* REQUIREMENT 1:
According to the quadratic problem page, what is the sum α+β of the roots of 3x²+48x−7=0?
* REQUIREMENT 2:
From the quadratic problem page, return the text between "Lahsg Hdbdjdjj - 4" and "this case a=48/3=16=-(p+q)", inclusive.

* EXTRACT TO READ:
--- BEGIN ---
Quadratic without Linear

Algebra Level 5

Let $\alpha$ and $\beta$ be the two roots of the quadratic equation $3x^2+48x-7=0.$ If the quadratic equation with the roots $\alpha+k$ and $\beta+k$ has no linear term, what is the value of $k?$

8

9

7

6

3 solutions

Mikhaella Layos
Apr 24, 2014

Since the quadratic equation with no linear term (the coefficient of x is 0) has roots $(α+k)$ and $(β+k)$ , then by Vieta’s formulas, we have: $(α+k)+(β+k)=0$ $α+β+2k=0$
Since α and β are the roots of $3x^{2}+48x-7=0$ , this implies that $α+β=-16$ . Substituting this in $α+β+2k=0$ , we get $-16+2k=0 ⇒ 2k=16 ⇒ \boxed{k=8}$

How can you get the a+b=-16

Lahsg Hdbdjdjj - 4 years, 7 months ago

Yeah thats what stumped me

Blood Blood - 4 years, 7 months ago

Vietas formula is x2+ax+b=x2-(p+q)x+pq

In this case a=48/3=16=-(p+q)
--- END ---
* INFORMATION GIVEN:
--- BEGIN ---
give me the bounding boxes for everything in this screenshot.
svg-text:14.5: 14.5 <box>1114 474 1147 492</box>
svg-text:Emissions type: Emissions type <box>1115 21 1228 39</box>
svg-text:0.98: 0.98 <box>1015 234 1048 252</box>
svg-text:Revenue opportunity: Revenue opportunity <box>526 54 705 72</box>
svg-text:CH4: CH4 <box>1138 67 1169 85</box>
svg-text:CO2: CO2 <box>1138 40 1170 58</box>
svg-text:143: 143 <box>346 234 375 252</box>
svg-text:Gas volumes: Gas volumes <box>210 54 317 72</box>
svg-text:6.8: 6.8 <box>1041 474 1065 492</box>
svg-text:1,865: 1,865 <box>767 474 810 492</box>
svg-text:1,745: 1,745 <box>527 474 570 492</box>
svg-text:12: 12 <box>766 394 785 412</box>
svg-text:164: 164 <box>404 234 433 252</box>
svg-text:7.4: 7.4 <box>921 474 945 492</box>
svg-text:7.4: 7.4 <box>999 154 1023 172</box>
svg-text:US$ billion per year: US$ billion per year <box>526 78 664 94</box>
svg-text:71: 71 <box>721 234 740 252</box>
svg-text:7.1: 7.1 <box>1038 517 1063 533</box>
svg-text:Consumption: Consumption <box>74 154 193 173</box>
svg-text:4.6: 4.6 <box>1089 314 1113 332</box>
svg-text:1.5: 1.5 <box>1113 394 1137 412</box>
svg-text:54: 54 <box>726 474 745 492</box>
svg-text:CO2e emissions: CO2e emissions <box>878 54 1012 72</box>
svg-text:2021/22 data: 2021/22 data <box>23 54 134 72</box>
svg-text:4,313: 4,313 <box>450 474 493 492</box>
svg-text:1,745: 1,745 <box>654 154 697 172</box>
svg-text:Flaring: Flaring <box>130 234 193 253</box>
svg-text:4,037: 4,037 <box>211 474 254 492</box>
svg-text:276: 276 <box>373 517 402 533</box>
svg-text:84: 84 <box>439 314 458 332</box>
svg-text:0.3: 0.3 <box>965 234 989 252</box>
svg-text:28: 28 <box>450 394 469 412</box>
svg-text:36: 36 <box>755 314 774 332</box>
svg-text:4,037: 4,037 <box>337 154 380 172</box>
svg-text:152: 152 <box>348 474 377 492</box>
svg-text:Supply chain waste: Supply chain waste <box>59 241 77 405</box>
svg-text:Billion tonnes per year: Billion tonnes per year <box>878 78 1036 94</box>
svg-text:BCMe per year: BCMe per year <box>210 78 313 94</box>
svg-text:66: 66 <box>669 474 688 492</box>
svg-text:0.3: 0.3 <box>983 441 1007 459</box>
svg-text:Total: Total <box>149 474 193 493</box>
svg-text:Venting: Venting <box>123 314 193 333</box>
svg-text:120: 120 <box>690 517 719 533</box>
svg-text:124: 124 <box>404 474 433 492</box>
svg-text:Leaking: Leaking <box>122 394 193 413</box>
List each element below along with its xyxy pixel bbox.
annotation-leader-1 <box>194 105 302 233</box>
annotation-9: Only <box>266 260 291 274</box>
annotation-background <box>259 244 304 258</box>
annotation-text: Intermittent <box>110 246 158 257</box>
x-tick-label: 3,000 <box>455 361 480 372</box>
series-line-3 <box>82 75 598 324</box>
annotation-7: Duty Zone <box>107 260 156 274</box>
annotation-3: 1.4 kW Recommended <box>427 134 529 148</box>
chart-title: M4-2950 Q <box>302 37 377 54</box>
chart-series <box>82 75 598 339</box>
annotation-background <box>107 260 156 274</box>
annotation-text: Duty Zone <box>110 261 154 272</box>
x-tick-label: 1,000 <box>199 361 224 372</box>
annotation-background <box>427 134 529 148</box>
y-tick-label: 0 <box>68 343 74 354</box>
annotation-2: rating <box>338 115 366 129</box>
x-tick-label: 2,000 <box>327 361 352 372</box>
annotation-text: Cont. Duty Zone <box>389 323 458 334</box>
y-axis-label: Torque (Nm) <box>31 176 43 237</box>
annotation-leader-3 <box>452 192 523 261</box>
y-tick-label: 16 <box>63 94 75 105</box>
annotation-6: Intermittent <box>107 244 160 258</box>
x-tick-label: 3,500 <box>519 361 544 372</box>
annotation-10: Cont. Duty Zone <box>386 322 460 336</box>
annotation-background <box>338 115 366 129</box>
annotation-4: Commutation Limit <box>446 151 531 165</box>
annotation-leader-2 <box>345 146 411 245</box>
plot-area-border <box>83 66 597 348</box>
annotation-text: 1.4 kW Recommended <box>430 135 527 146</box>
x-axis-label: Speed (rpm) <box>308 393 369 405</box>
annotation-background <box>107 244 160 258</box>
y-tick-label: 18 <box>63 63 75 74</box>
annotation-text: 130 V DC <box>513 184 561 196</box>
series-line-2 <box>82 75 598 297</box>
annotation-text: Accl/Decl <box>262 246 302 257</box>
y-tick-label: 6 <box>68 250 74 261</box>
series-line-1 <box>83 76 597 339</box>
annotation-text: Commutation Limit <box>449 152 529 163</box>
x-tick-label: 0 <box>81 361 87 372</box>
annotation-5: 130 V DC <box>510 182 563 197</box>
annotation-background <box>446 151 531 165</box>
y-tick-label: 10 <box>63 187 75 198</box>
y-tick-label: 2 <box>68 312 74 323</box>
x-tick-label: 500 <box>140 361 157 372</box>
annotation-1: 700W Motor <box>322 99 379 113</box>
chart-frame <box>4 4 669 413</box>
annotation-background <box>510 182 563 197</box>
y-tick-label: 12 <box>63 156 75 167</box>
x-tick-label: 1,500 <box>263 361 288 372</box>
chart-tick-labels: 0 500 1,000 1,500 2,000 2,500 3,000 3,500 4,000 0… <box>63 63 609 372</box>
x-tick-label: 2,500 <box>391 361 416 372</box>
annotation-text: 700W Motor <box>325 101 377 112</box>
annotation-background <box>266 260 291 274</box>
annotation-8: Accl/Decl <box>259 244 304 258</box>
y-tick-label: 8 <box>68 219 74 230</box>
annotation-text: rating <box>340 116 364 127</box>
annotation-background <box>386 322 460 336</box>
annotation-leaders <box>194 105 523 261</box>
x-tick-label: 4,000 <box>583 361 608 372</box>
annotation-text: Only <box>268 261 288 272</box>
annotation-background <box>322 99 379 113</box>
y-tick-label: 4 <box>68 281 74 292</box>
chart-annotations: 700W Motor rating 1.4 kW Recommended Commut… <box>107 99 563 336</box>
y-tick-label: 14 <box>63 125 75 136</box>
--- END ---
* RIGHT ANSWER 1:
α+β = −16

* RIGHT ANSWER 2:
Lahsg Hdbdjdjj - 4 years, 7 months ago

Yeah thats what stumped me

Blood Blood - 4 years, 7 months ago

Vietas formula is x2+ax+b=x2-(p+q)x+pq

In this case a=48/3=16=-(p+q)